** start **

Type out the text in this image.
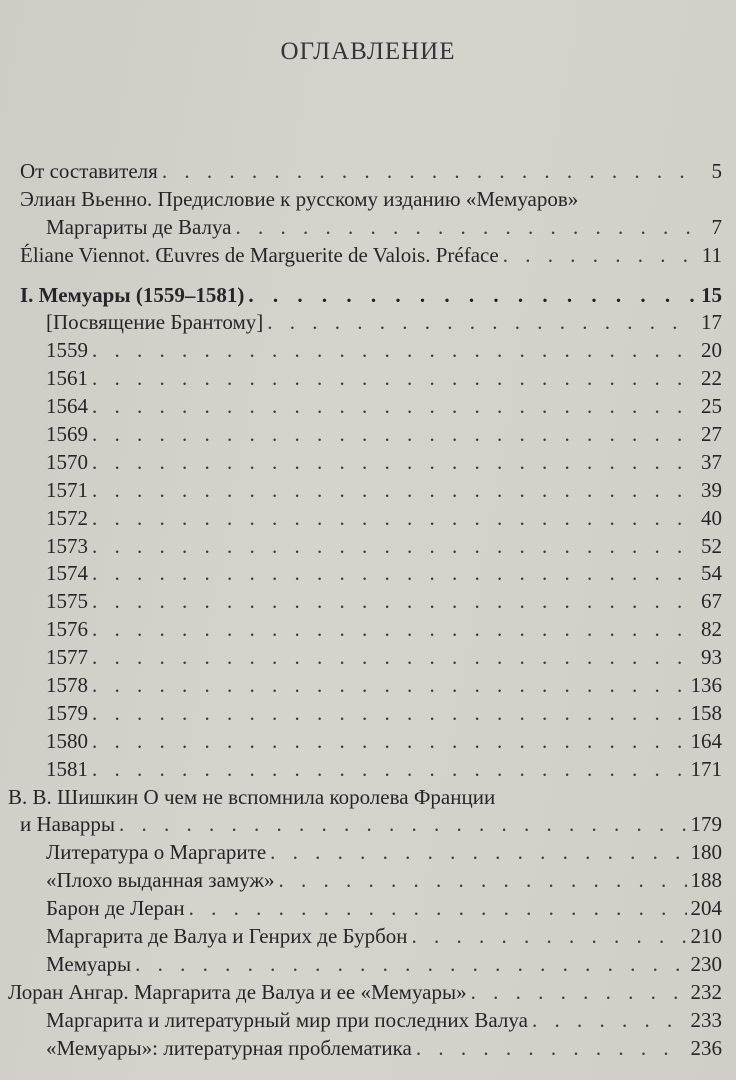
ОГЛАВЛЕНИЕ
От составителя . . .	5
Элиан Вьенно. Предисловие к русскому изданию «Мемуаров»
Маргариты де Валуа . . .	7
Éliane Viennot. Œuvres de Marguerite de Valois. Préface . . .	11
I. Мемуары (1559–1581) . . .	15
[Посвящение Брантому] . . .	17
1559 . . .	20
1561 . . .	22
1564 . . .	25
1569 . . .	27
1570 . . .	37
1571 . . .	39
1572 . . .	40
1573 . . .	52
1574 . . .	54
1575 . . .	67
1576 . . .	82
1577 . . .	93
1578 . . .	136
1579 . . .	158
1580 . . .	164
1581 . . .	171
В. В. Шишкин О чем не вспомнила королева Франции
и Наварры . . .	179
Литература о Маргарите . . .	180
«Плохо выданная замуж» . . .	188
Барон де Леран . . .	204
Маргарита де Валуа и Генрих де Бурбон . . .	210
Мемуары . . .	230
Лоран Ангар. Маргарита де Валуа и ее «Мемуары» . . .	232
Маргарита и литературный мир при последних Валуа . . .	233
«Мемуары»: литературная проблематика . . .	236
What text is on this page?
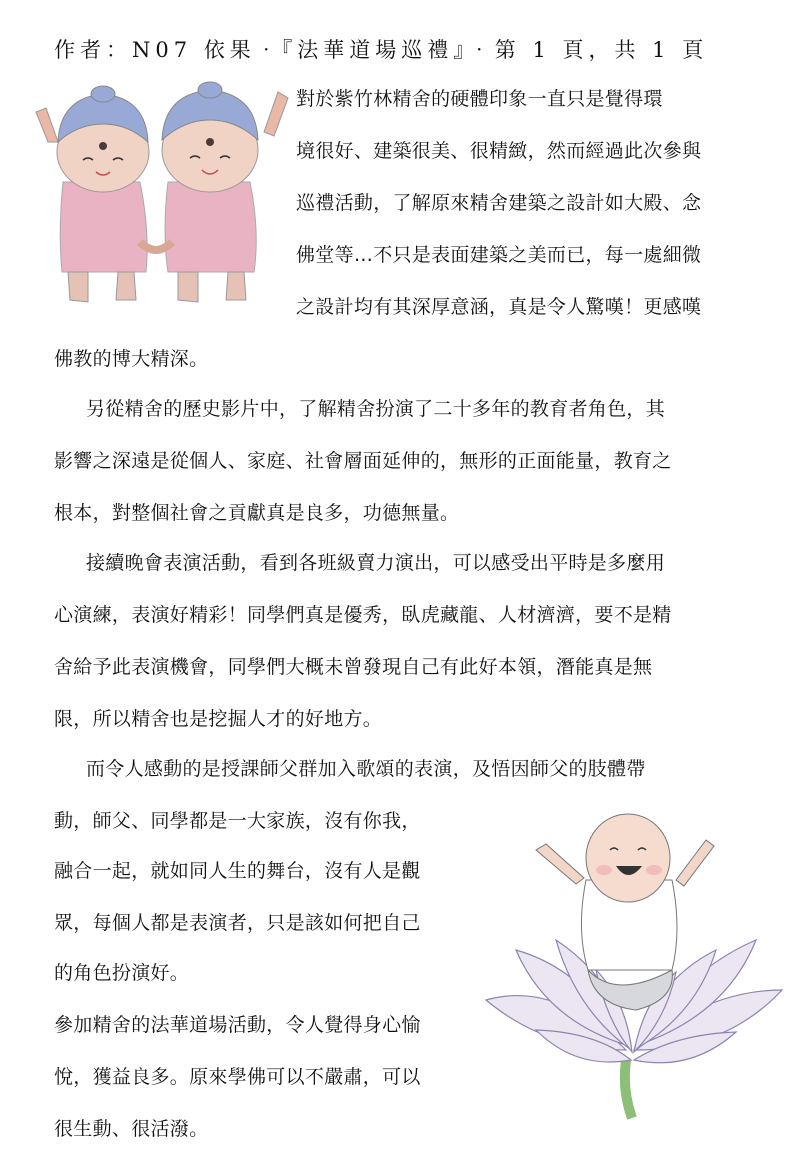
作者：N07 依果‧『法華道場巡禮』‧第 1 頁，共 1 頁
對於紫竹林精舍的硬體印象一直只是覺得環
境很好、建築很美、很精緻，然而經過此次參與
巡禮活動，了解原來精舍建築之設計如大殿、念
佛堂等…不只是表面建築之美而已，每一處細微
之設計均有其深厚意涵，真是令人驚嘆！更感嘆
佛教的博大精深。
另從精舍的歷史影片中，了解精舍扮演了二十多年的教育者角色，其
影響之深遠是從個人、家庭、社會層面延伸的，無形的正面能量，教育之
根本，對整個社會之貢獻真是良多，功德無量。
接續晚會表演活動，看到各班級賣力演出，可以感受出平時是多麼用
心演練，表演好精彩！同學們真是優秀，臥虎藏龍、人材濟濟，要不是精
舍給予此表演機會，同學們大概未曾發現自己有此好本領，潛能真是無
限，所以精舍也是挖掘人才的好地方。
而令人感動的是授課師父群加入歌頌的表演，及悟因師父的肢體帶
動，師父、同學都是一大家族，沒有你我，
融合一起，就如同人生的舞台，沒有人是觀
眾，每個人都是表演者，只是該如何把自己
的角色扮演好。
參加精舍的法華道場活動，令人覺得身心愉
悅，獲益良多。原來學佛可以不嚴肅，可以
很生動、很活潑。
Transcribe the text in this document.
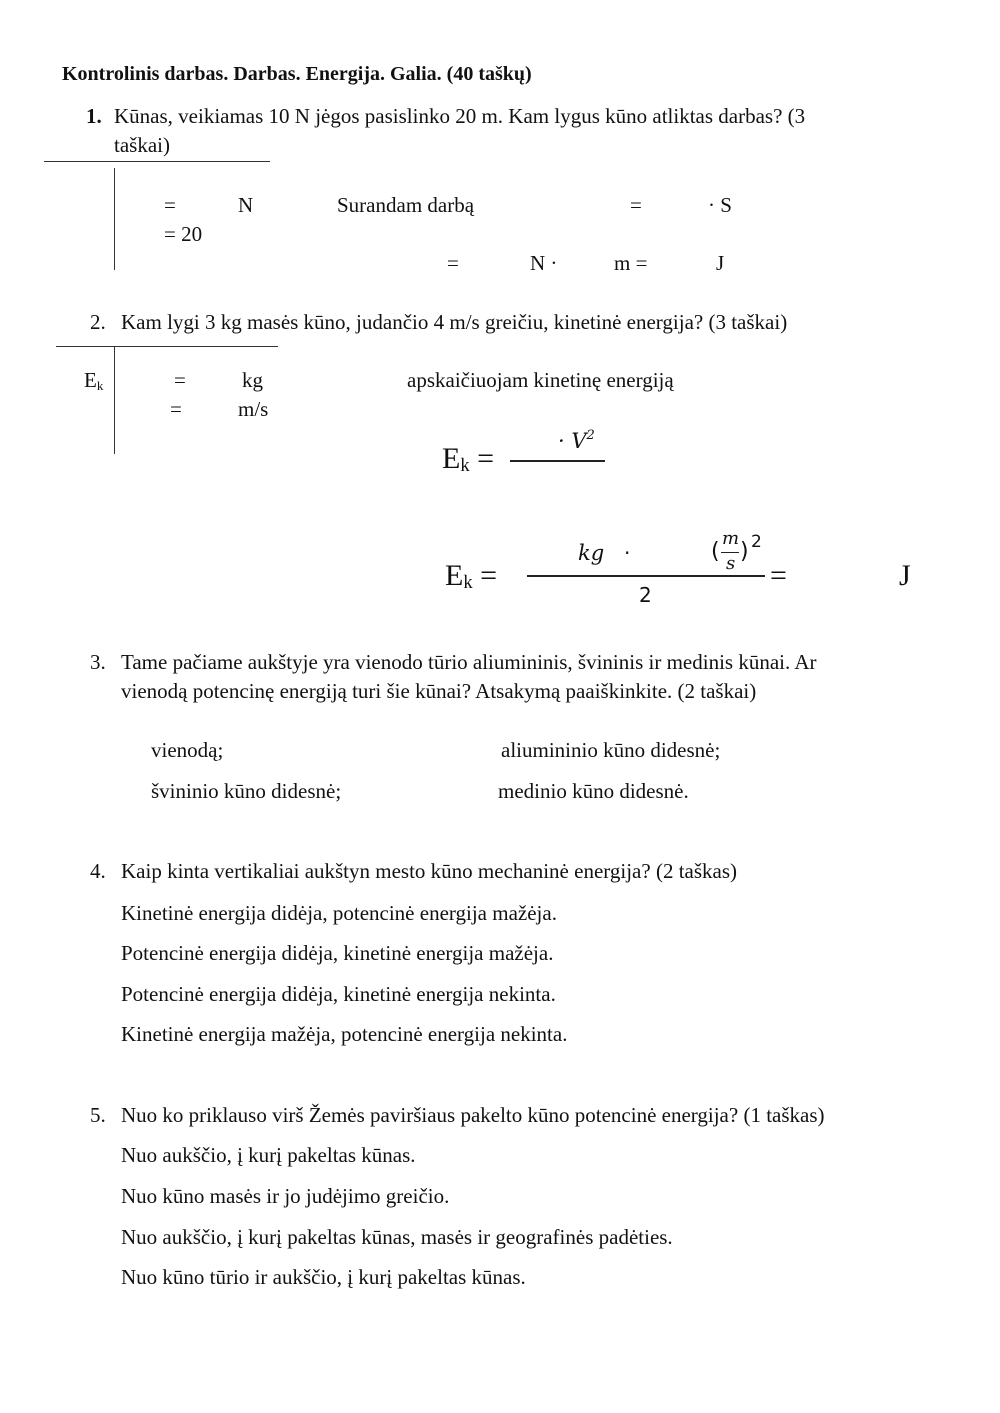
Kontrolinis darbas. Darbas. Energija. Galia. (40 taškų)
1. Kūnas, veikiamas 10 N jėgos pasislinko 20 m. Kam lygus kūno atliktas darbas? (3
taškai)
=	N
= 20
Surandam darbą	=	· S
=	N ·	m =	J
2. Kam lygi 3 kg masės kūno, judančio 4 m/s greičiu, kinetinė energija? (3 taškai)
$E_k$	=	kg
=	m/s
apskaičiuojam kinetinę energiją
$E_k$ =
· $V^2$
$E_k$ =
kg ·	(
m
s ) 2
2
=	J
3. Tame pačiame aukštyje yra vienodo tūrio aliumininis, švininis ir medinis kūnai. Ar
vienodą potencinę energiją turi šie kūnai? Atsakymą paaiškinkite. (2 taškai)
vienodą;	aliumininio kūno didesnė;
švininio kūno didesnė;	medinio kūno didesnė.
4. Kaip kinta vertikaliai aukštyn mesto kūno mechaninė energija? (2 taškas)
Kinetinė energija didėja, potencinė energija mažėja.
Potencinė energija didėja, kinetinė energija mažėja.
Potencinė energija didėja, kinetinė energija nekinta.
Kinetinė energija mažėja, potencinė energija nekinta.
5. Nuo ko priklauso virš Žemės paviršiaus pakelto kūno potencinė energija? (1 taškas)
Nuo aukščio, į kurį pakeltas kūnas.
Nuo kūno masės ir jo judėjimo greičio.
Nuo aukščio, į kurį pakeltas kūnas, masės ir geografinės padėties.
Nuo kūno tūrio ir aukščio, į kurį pakeltas kūnas.
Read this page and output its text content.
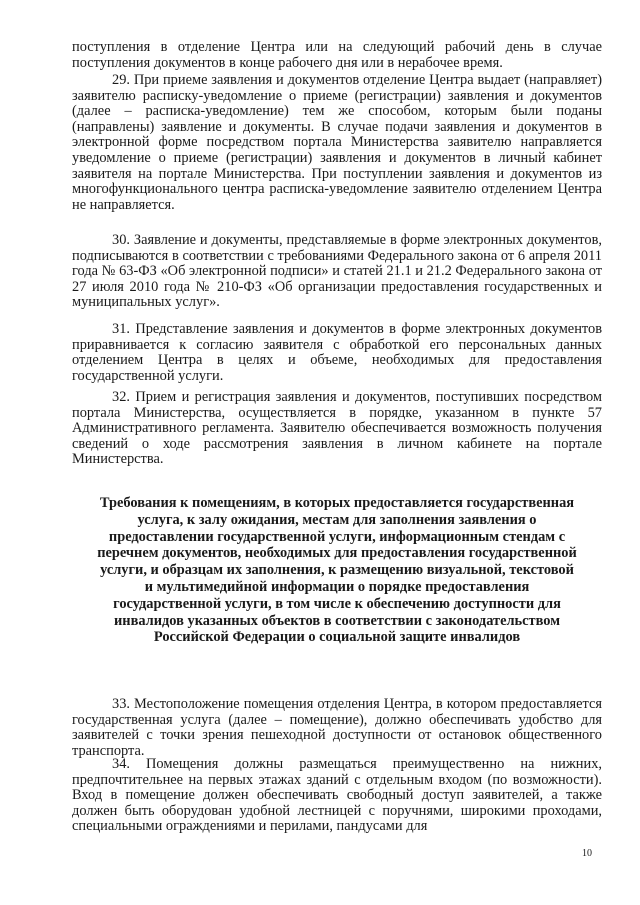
поступления в отделение Центра или на следующий рабочий день в случае поступления документов в конце рабочего дня или в нерабочее время.

29. При приеме заявления и документов отделение Центра выдает (направляет) заявителю расписку-уведомление о приеме (регистрации) заявления и документов (далее – расписка-уведомление) тем же способом, которым были поданы (направлены) заявление и документы. В случае подачи заявления и документов в электронной форме посредством портала Министерства заявителю направляется уведомление о приеме (регистрации) заявления и документов в личный кабинет заявителя на портале Министерства. При поступлении заявления и документов из многофункционального центра расписка-уведомление заявителю отделением Центра не направляется.

30. Заявление и документы, представляемые в форме электронных документов, подписываются в соответствии с требованиями Федерального закона от 6 апреля 2011 года № 63-ФЗ «Об электронной подписи» и статей 21.1 и 21.2 Федерального закона от 27 июля 2010 года № 210-ФЗ «Об организации предоставления государственных и муниципальных услуг».

31. Представление заявления и документов в форме электронных документов приравнивается к согласию заявителя с обработкой его персональных данных отделением Центра в целях и объеме, необходимых для предоставления государственной услуги.

32. Прием и регистрация заявления и документов, поступивших посредством портала Министерства, осуществляется в порядке, указанном в пункте 57 Административного регламента. Заявителю обеспечивается возможность получения сведений о ходе рассмотрения заявления в личном кабинете на портале Министерства.

Требования к помещениям, в которых предоставляется государственная услуга, к залу ожидания, местам для заполнения заявления о предоставлении государственной услуги, информационным стендам с перечнем документов, необходимых для предоставления государственной услуги, и образцам их заполнения, к размещению визуальной, текстовой и мультимедийной информации о порядке предоставления государственной услуги, в том числе к обеспечению доступности для инвалидов указанных объектов в соответствии с законодательством Российской Федерации о социальной защите инвалидов

33. Местоположение помещения отделения Центра, в котором предоставляется государственная услуга (далее – помещение), должно обеспечивать удобство для заявителей с точки зрения пешеходной доступности от остановок общественного транспорта.

34. Помещения должны размещаться преимущественно на нижних, предпочтительнее на первых этажах зданий с отдельным входом (по возможности). Вход в помещение должен обеспечивать свободный доступ заявителей, а также должен быть оборудован удобной лестницей с поручнями, широкими проходами, специальными ограждениями и перилами, пандусами для

10
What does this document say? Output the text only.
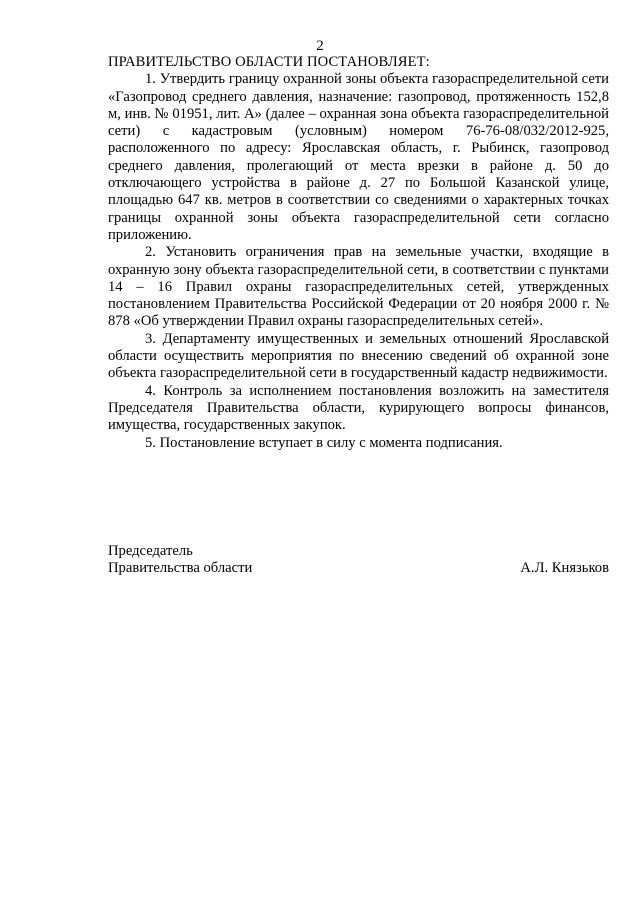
2

ПРАВИТЕЛЬСТВО ОБЛАСТИ ПОСТАНОВЛЯЕТ:

1. Утвердить границу охранной зоны объекта газораспределительной сети «Газопровод среднего давления, назначение: газопровод, протяженность 152,8 м, инв. № 01951, лит. А» (далее – охранная зона объекта газораспределительной сети) с кадастровым (условным) номером 76-76-08/032/2012-925, расположенного по адресу: Ярославская область, г. Рыбинск, газопровод среднего давления, пролегающий от места врезки в районе д. 50 до отключающего устройства в районе д. 27 по Большой Казанской улице, площадью 647 кв. метров в соответствии со сведениями о характерных точках границы охранной зоны объекта газораспределительной сети согласно приложению.

2. Установить ограничения прав на земельные участки, входящие в охранную зону объекта газораспределительной сети, в соответствии с пунктами 14 – 16 Правил охраны газораспределительных сетей, утвержденных постановлением Правительства Российской Федерации от 20 ноября 2000 г. № 878 «Об утверждении Правил охраны газораспределительных сетей».

3. Департаменту имущественных и земельных отношений Ярославской области осуществить мероприятия по внесению сведений об охранной зоне объекта газораспределительной сети в государственный кадастр недвижимости.

4. Контроль за исполнением постановления возложить на заместителя Председателя Правительства области, курирующего вопросы финансов, имущества, государственных закупок.

5. Постановление вступает в силу с момента подписания.

Председатель
Правительства области	А.Л. Князьков
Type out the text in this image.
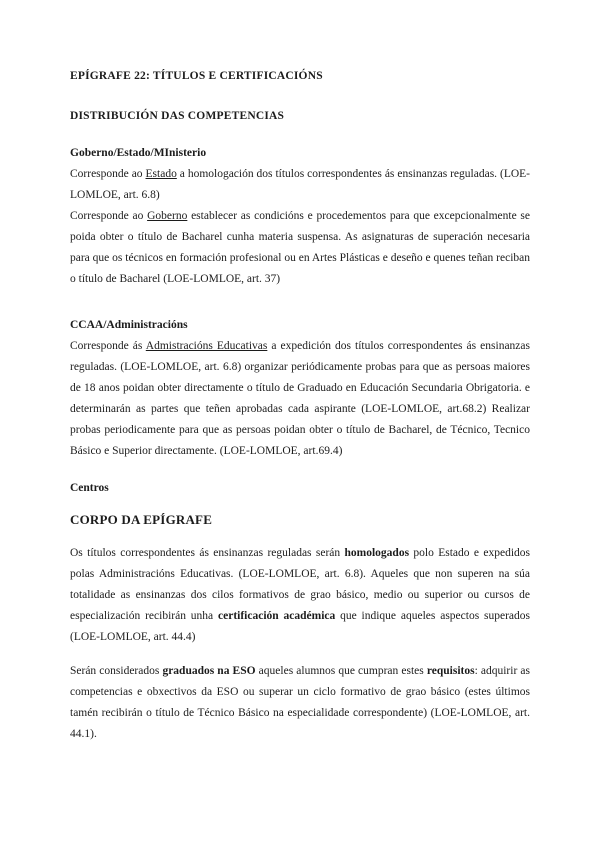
EPÍGRAFE 22: TÍTULOS E CERTIFICACIÓNS

DISTRIBUCIÓN DAS COMPETENCIAS

Goberno/Estado/MInisterio

Corresponde ao Estado a homologación dos títulos correspondentes ás ensinanzas reguladas. (LOE-LOMLOE, art. 6.8)

Corresponde ao Goberno establecer as condicións e procedementos para que excepcionalmente se poida obter o título de Bacharel cunha materia suspensa. As asignaturas de superación necesaria para que os técnicos en formación profesional ou en Artes Plásticas e deseño e quenes teñan reciban o título de Bacharel (LOE-LOMLOE, art. 37)

CCAA/Administracións

Corresponde ás Admistracións Educativas a expedición dos títulos correspondentes ás ensinanzas reguladas. (LOE-LOMLOE, art. 6.8) organizar periódicamente probas para que as persoas maiores de 18 anos poidan obter directamente o título de Graduado en Educación Secundaria Obrigatoria. e determinarán as partes que teñen aprobadas cada aspirante (LOE-LOMLOE, art.68.2) Realizar probas periodicamente para que as persoas poidan obter o título de Bacharel, de Técnico, Tecnico Básico e Superior directamente. (LOE-LOMLOE, art.69.4)

Centros

CORPO DA EPÍGRAFE

Os títulos correspondentes ás ensinanzas reguladas serán homologados polo Estado e expedidos polas Administracións Educativas. (LOE-LOMLOE, art. 6.8). Aqueles que non superen na súa totalidade as ensinanzas dos cilos formativos de grao básico, medio ou superior ou cursos de especialización recibirán unha certificación académica que indique aqueles aspectos superados (LOE-LOMLOE, art. 44.4)

Serán considerados graduados na ESO aqueles alumnos que cumpran estes requisitos: adquirir as competencias e obxectivos da ESO ou superar un ciclo formativo de grao básico (estes últimos tamén recibirán o título de Técnico Básico na especialidade correspondente) (LOE-LOMLOE, art. 44.1).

** end **

• Exercise directions
Gather and return every line that holds the string "this".

• Problem solution
Type out the text in this image.
What text is on this page?
Transcribe the text in this document.
Read this page and output its text content.
What does this document say? Output the text only.
Type out the text in this image.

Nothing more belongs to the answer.